### [YOUR TASK]
Omit the images, then output each of the records below exactly.
::::
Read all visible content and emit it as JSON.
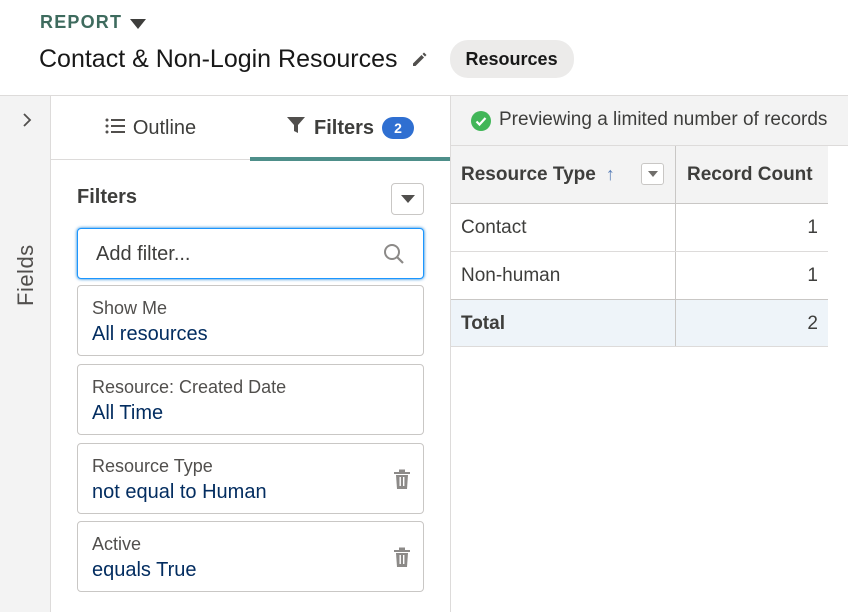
{
  "header": {
    "report_type": "REPORT",
    "title": "Contact & Non-Login Resources",
    "badge": "Resources"
  },
  "fields_rail": {
    "label": "Fields"
  },
  "tabs": {
    "outline": "Outline",
    "filters": "Filters",
    "filters_count": "2"
  },
  "filters_panel": {
    "heading": "Filters",
    "add_placeholder": "Add filter...",
    "items": [
      {
        "label": "Show Me",
        "value": "All resources",
        "removable": false
      },
      {
        "label": "Resource: Created Date",
        "value": "All Time",
        "removable": false
      },
      {
        "label": "Resource Type",
        "value": "not equal to Human",
        "removable": true
      },
      {
        "label": "Active",
        "value": "equals True",
        "removable": true
      }
    ]
  },
  "preview": {
    "message": "Previewing a limited number of records"
  },
  "table": {
    "columns": [
      "Resource Type",
      "Record Count"
    ],
    "sort_indicator": "↑",
    "rows": [
      {
        "type": "Contact",
        "count": "1"
      },
      {
        "type": "Non-human",
        "count": "1"
      }
    ],
    "total": {
      "label": "Total",
      "count": "2"
    }
  },
  "colors": {
    "accent_tab": "#4e8f8a",
    "count_pill": "#2f6fd1",
    "link_value": "#032d60",
    "success": "#41b658"
  }
}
::::
### [TASK RESPONSE]
Read all visible content and emit it as JSON.
{
  "header": {
    "report_type": "REPORT",
    "title": "Contact & Non-Login Resources",
    "badge": "Resources"
  },
  "fields_rail": {
    "label": "Fields"
  },
  "tabs": {
    "outline": "Outline",
    "filters": "Filters",
    "filters_count": "2"
  },
  "filters_panel": {
    "heading": "Filters",
    "add_placeholder": "Add filter...",
    "items": [
      {
        "label": "Show Me",
        "value": "All resources",
        "removable": false
      },
      {
        "label": "Resource: Created Date",
        "value": "All Time",
        "removable": false
      },
      {
        "label": "Resource Type",
        "value": "not equal to Human",
        "removable": true
      },
      {
        "label": "Active",
        "value": "equals True",
        "removable": true
      }
    ]
  },
  "preview": {
    "message": "Previewing a limited number of records"
  },
  "table": {
    "columns": [
      "Resource Type",
      "Record Count"
    ],
    "sort_indicator": "↑",
    "rows": [
      {
        "type": "Contact",
        "count": "1"
      },
      {
        "type": "Non-human",
        "count": "1"
      }
    ],
    "total": {
      "label": "Total",
      "count": "2"
    }
  },
  "colors": {
    "accent_tab": "#4e8f8a",
    "count_pill": "#2f6fd1",
    "link_value": "#032d60",
    "success": "#41b658"
  }
}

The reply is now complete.